• [Records for processing]:
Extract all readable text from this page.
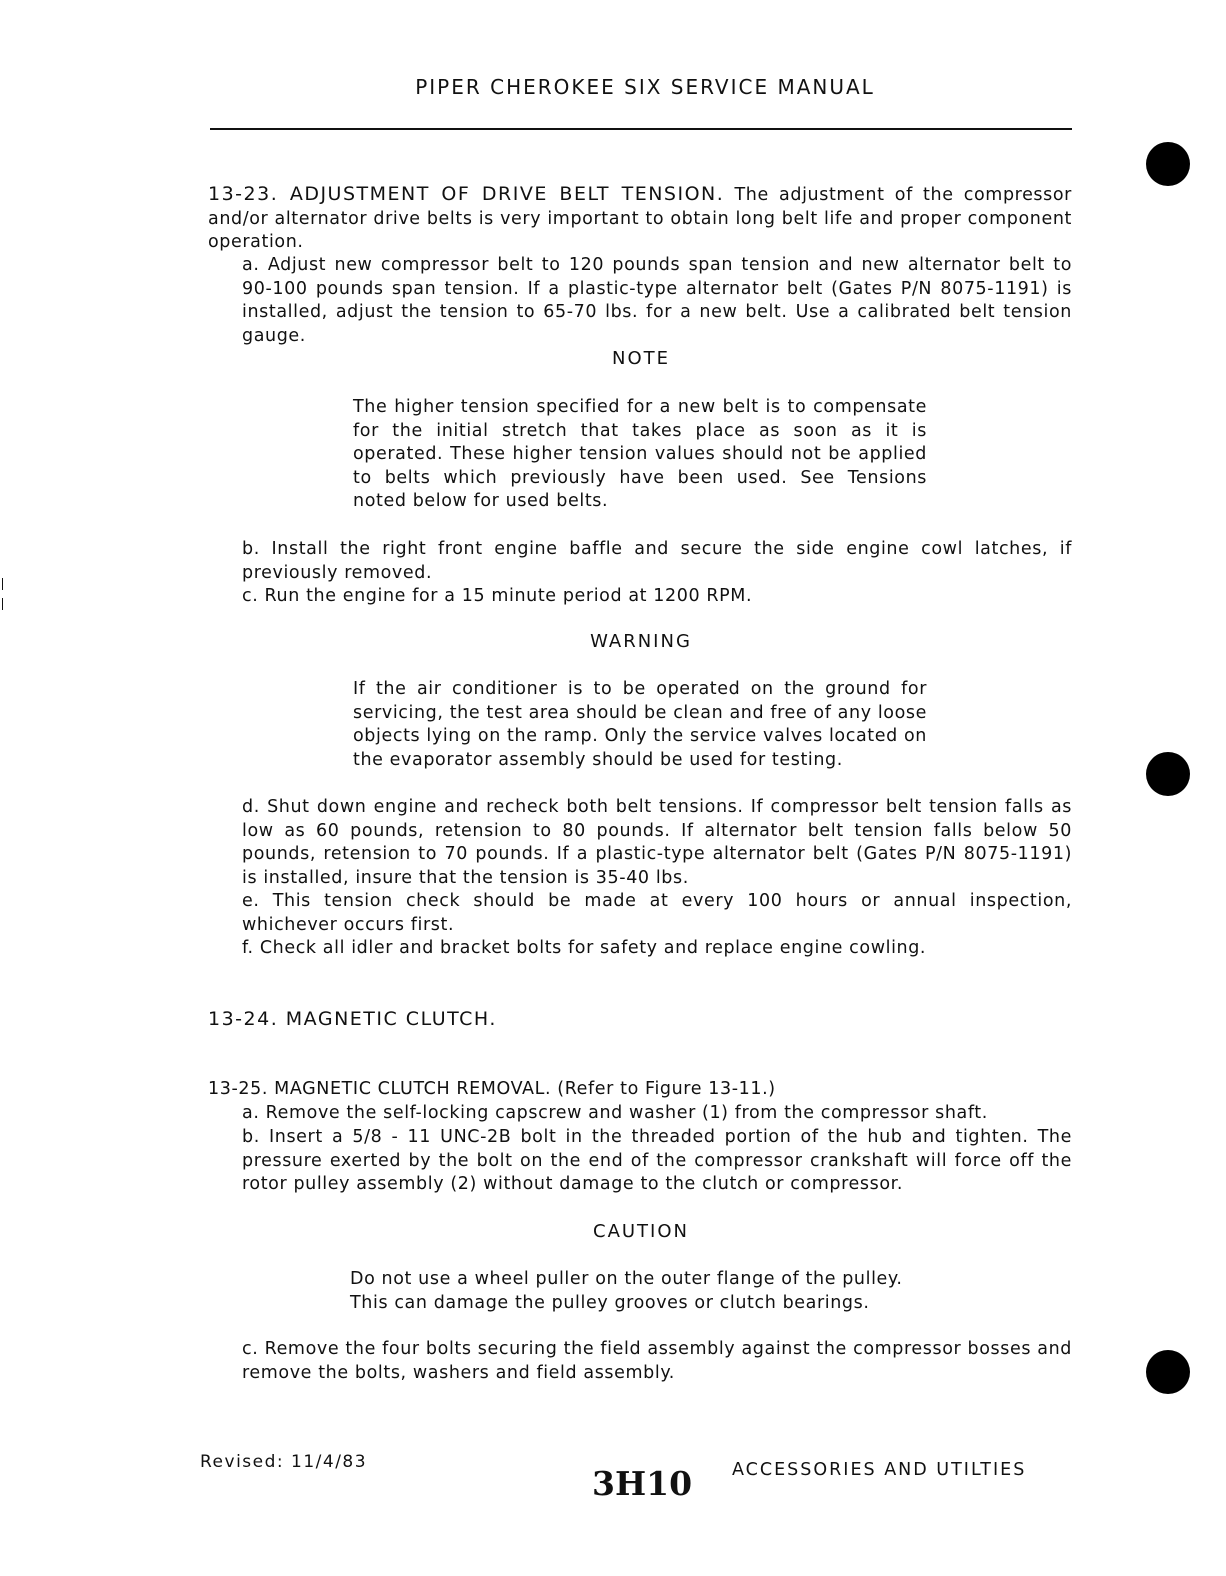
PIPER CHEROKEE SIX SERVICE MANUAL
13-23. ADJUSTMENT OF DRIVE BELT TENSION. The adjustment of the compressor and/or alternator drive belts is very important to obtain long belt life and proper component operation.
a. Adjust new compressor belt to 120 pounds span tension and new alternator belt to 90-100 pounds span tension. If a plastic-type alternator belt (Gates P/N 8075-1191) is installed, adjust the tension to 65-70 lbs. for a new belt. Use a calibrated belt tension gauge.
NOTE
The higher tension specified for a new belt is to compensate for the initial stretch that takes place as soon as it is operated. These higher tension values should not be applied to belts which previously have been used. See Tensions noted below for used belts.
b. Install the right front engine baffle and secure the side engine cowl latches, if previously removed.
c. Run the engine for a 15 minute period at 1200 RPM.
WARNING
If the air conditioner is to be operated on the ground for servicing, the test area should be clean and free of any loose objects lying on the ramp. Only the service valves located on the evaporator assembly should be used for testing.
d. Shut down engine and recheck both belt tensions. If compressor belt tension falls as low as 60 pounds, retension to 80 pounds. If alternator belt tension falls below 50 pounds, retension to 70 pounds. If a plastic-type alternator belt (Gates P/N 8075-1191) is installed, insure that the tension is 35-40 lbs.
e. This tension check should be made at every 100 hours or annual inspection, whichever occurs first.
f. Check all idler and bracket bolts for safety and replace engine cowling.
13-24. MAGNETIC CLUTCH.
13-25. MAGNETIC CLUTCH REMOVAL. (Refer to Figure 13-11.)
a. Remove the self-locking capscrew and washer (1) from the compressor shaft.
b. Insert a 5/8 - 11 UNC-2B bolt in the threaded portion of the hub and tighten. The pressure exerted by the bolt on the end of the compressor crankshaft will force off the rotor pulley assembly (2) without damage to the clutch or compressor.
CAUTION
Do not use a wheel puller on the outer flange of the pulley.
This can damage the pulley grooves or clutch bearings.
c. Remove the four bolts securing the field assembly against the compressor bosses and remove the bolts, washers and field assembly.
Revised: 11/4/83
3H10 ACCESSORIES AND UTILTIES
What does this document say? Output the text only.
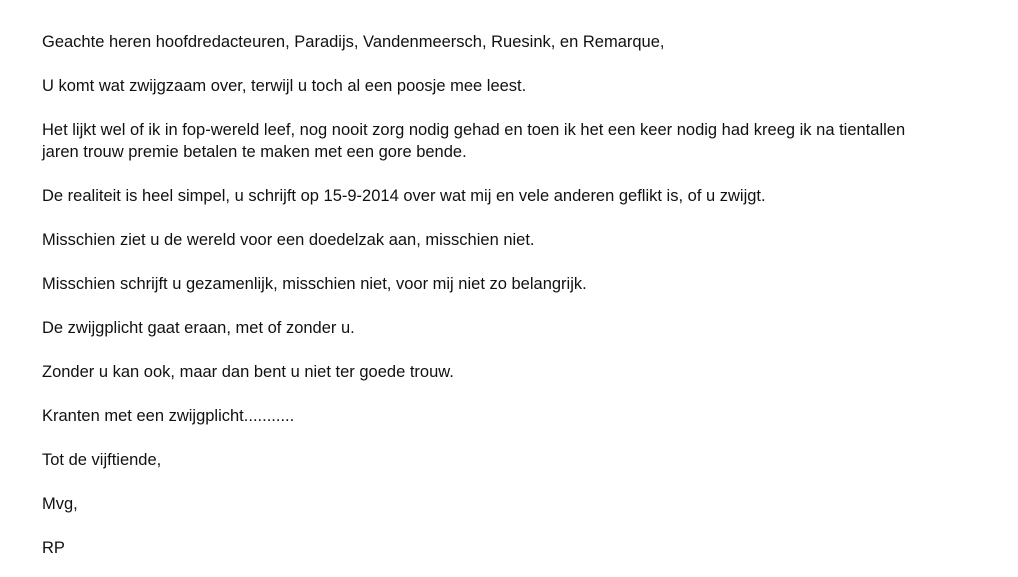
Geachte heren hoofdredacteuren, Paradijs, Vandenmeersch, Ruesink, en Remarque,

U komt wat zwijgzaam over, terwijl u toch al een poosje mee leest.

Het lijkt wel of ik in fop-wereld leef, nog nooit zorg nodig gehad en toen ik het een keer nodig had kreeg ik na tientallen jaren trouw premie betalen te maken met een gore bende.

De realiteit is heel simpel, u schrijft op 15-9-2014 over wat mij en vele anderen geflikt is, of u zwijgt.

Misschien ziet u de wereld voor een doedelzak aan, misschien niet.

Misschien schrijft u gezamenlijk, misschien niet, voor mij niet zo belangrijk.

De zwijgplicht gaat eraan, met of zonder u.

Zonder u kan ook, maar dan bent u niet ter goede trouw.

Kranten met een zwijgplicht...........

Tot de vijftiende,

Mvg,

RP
...
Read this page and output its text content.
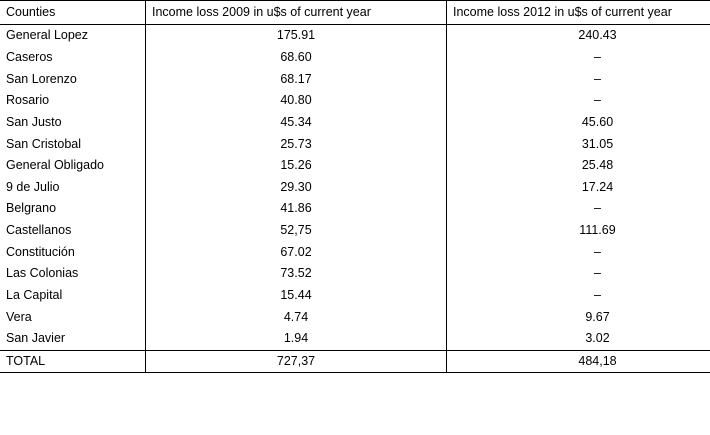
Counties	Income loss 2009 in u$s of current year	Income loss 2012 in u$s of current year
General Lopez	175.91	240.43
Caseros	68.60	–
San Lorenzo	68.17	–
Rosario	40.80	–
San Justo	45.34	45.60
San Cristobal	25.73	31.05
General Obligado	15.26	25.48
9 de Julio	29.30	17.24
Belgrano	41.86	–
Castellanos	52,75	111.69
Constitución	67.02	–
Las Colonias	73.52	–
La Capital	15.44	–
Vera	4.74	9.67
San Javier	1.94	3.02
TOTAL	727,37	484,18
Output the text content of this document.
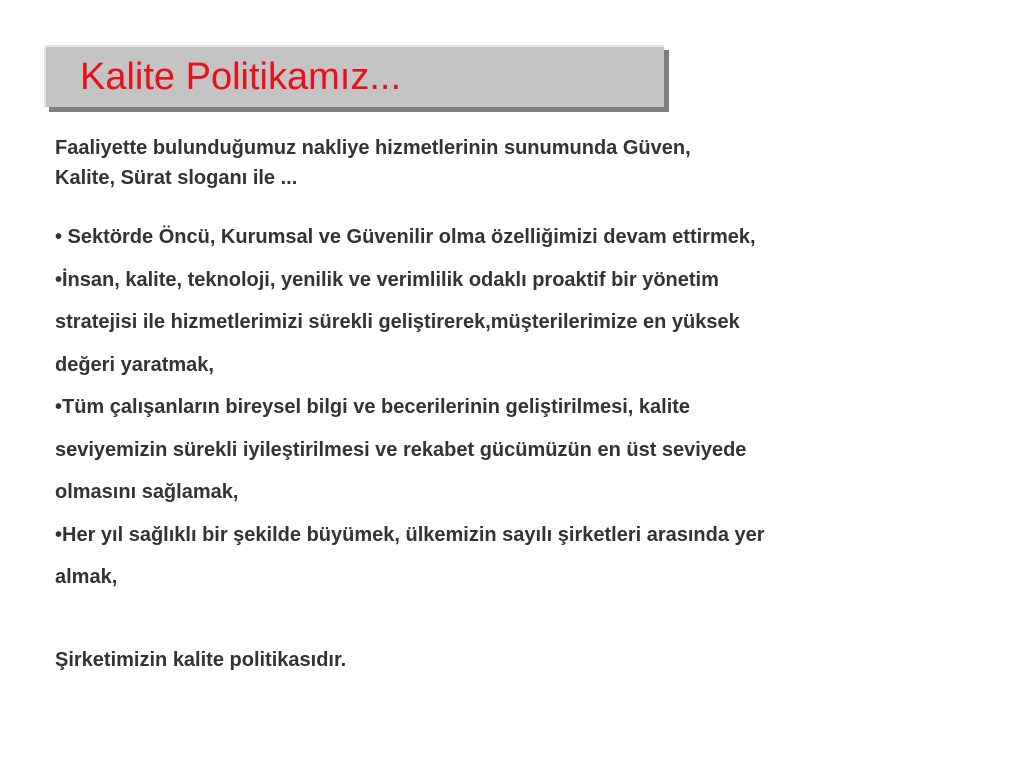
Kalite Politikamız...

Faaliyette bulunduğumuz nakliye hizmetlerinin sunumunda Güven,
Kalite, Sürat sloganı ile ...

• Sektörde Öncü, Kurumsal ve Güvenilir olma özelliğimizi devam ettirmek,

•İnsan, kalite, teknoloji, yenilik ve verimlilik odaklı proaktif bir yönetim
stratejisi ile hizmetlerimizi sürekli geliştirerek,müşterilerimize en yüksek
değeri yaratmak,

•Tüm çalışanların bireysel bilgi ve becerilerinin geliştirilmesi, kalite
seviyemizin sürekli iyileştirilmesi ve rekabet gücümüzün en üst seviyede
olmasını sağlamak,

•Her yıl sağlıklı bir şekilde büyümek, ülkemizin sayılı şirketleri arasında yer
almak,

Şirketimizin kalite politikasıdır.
...
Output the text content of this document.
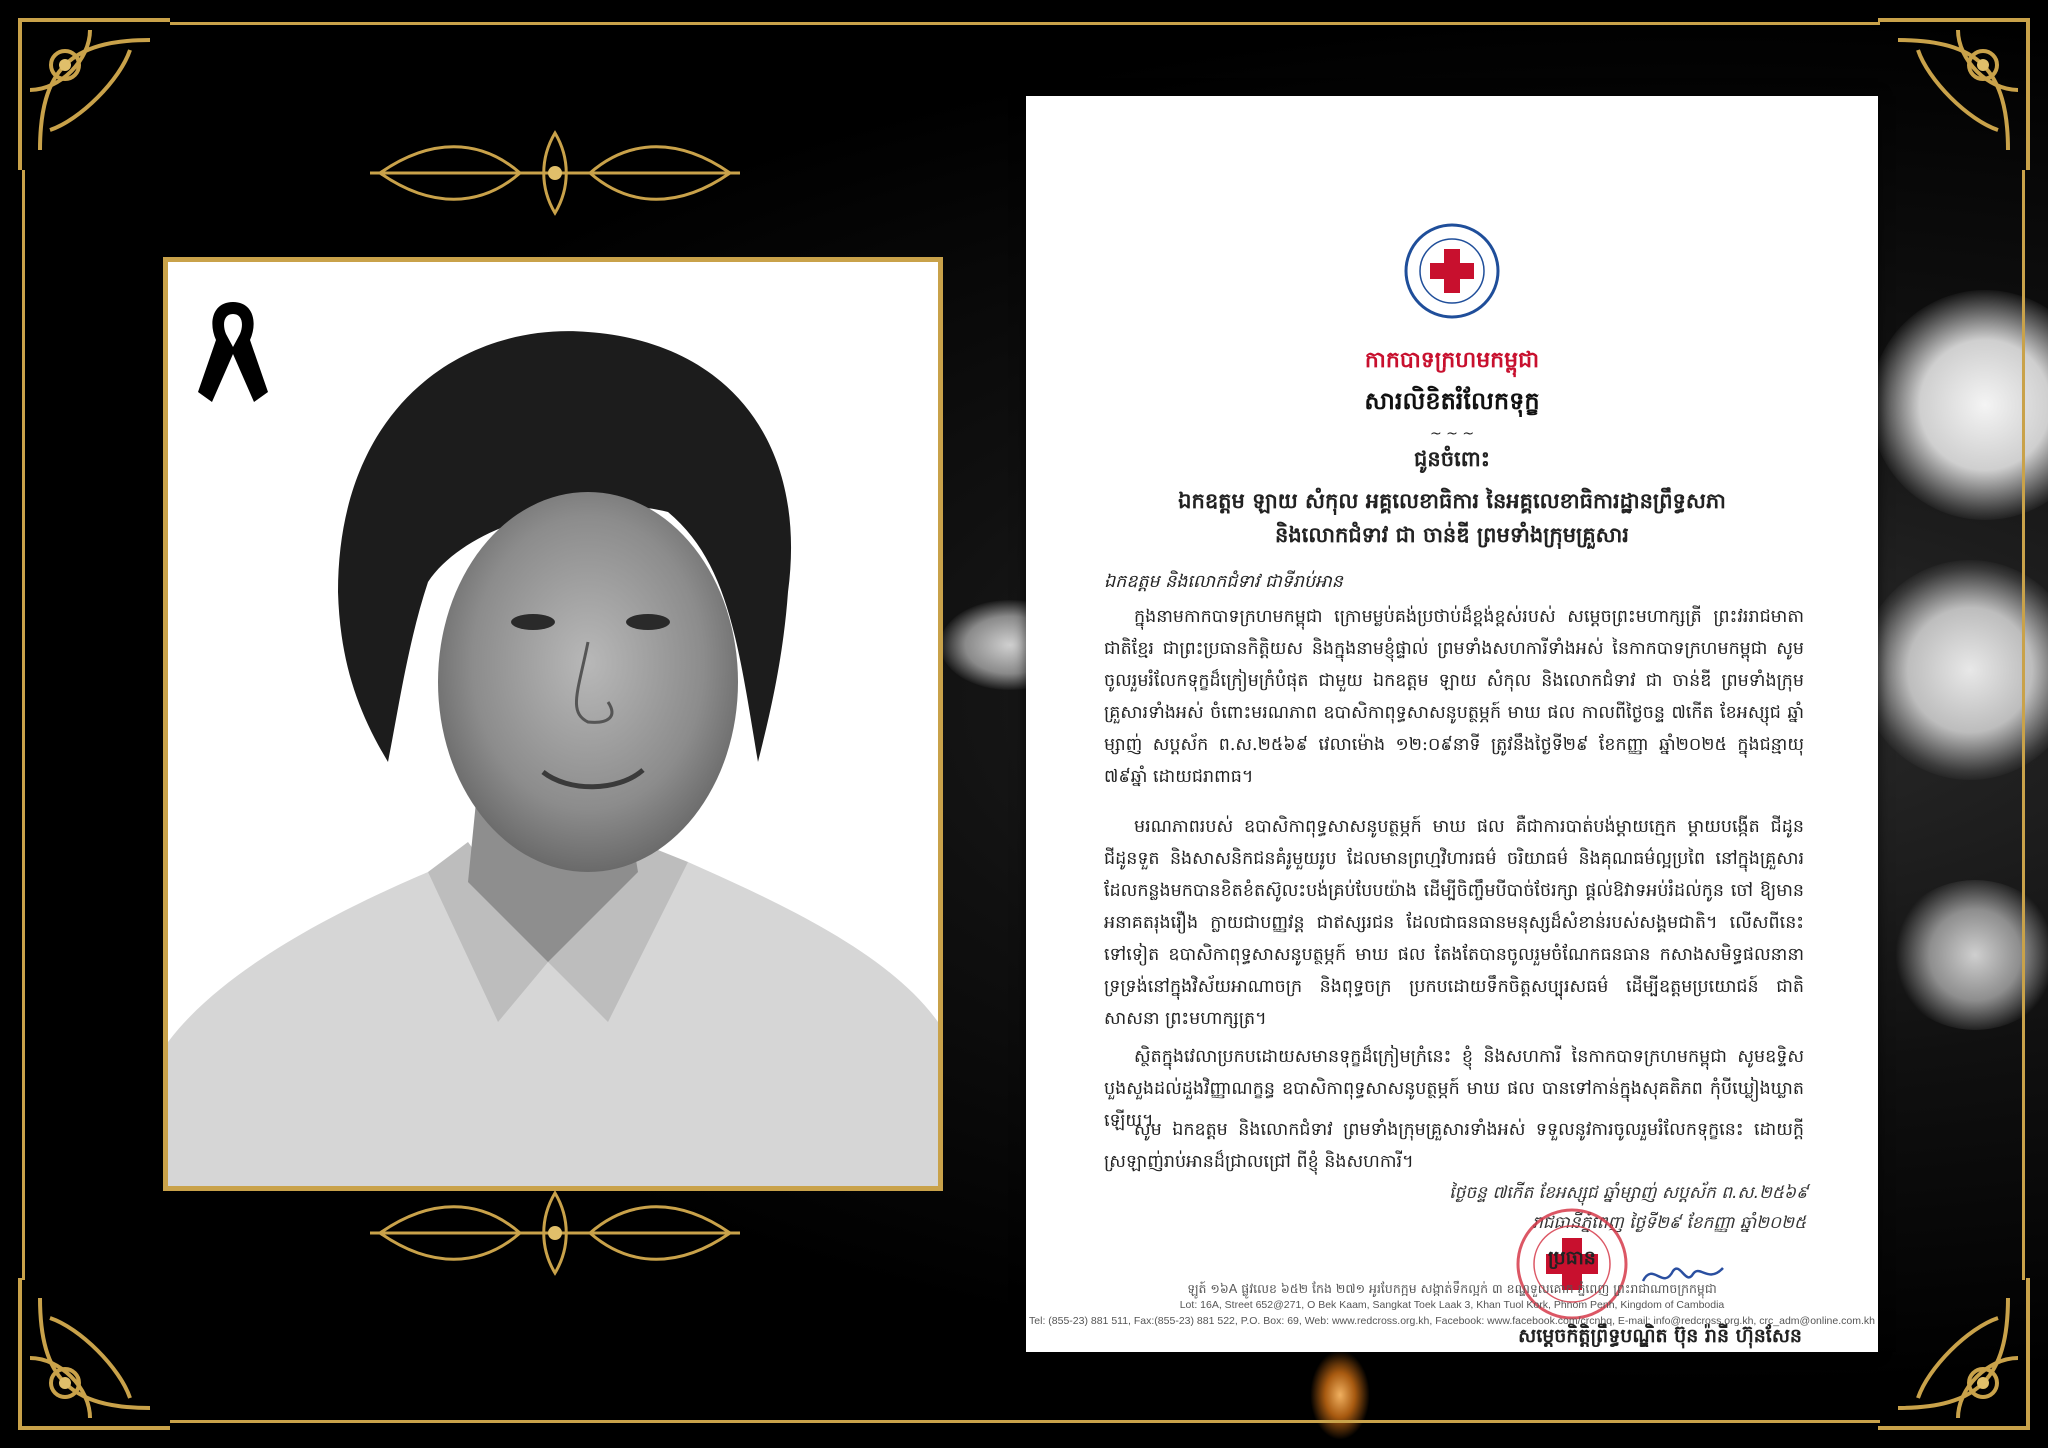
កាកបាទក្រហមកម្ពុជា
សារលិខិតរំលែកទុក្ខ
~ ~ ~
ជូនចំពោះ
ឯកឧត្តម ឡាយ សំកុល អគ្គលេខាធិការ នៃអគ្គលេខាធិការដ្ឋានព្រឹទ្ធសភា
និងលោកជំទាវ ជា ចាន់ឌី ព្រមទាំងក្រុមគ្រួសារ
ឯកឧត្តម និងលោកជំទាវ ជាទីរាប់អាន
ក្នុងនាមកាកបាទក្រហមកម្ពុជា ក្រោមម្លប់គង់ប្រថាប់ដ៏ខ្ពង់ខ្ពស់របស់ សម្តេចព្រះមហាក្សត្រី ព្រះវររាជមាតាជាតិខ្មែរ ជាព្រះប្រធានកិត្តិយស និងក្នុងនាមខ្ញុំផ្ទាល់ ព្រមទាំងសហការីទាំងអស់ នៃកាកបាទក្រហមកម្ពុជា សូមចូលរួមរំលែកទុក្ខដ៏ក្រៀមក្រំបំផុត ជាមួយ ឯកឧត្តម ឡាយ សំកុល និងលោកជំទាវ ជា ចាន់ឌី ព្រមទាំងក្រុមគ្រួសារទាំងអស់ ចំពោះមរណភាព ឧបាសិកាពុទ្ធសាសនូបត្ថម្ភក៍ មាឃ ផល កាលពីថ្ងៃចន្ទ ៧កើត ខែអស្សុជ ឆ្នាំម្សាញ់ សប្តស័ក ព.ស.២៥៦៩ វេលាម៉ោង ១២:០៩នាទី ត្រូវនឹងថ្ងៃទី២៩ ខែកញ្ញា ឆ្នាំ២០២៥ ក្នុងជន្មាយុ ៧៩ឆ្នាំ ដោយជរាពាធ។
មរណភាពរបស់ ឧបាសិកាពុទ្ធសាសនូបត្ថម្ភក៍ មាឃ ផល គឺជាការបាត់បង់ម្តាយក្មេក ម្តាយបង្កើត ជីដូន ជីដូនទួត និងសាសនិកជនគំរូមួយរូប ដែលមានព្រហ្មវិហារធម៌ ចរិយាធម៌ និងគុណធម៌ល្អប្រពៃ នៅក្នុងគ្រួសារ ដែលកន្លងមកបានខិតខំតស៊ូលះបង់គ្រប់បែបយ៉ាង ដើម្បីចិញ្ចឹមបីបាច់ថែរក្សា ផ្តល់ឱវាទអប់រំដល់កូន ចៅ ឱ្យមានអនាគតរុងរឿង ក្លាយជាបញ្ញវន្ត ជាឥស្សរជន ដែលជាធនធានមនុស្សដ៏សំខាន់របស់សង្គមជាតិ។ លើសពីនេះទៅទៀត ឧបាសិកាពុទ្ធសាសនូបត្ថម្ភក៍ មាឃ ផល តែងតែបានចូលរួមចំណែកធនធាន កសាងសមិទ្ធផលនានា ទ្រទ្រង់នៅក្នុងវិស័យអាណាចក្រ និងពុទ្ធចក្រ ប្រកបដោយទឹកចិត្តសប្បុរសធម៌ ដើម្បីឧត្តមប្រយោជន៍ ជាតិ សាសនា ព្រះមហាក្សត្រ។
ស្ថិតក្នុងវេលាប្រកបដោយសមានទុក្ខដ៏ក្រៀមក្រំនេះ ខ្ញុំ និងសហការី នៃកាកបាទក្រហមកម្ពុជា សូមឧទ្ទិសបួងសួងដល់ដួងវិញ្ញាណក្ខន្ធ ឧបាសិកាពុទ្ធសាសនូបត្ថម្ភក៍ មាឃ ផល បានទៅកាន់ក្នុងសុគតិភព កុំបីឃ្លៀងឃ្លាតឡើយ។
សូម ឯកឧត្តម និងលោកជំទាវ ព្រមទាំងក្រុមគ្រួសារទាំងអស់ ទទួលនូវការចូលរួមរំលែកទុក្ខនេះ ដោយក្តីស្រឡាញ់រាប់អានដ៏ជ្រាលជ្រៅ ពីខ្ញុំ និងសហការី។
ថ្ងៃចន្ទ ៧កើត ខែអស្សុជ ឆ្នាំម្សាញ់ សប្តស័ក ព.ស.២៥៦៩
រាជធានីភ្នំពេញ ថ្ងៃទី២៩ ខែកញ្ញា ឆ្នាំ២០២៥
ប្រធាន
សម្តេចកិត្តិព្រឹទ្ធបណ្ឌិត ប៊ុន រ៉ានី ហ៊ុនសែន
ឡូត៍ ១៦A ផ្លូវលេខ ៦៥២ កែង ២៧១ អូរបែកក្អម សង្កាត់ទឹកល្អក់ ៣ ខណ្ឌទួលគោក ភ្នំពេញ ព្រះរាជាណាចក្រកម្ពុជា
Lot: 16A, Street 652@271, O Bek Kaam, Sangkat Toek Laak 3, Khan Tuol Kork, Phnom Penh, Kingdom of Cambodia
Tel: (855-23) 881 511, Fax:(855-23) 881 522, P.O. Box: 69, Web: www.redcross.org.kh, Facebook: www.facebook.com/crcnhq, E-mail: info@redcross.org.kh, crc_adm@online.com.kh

• [Goal of the exercise]: Scan the entries above and work out how many lines include the word "from"; the reply is that number alone.

• [Solution for this problem]: 2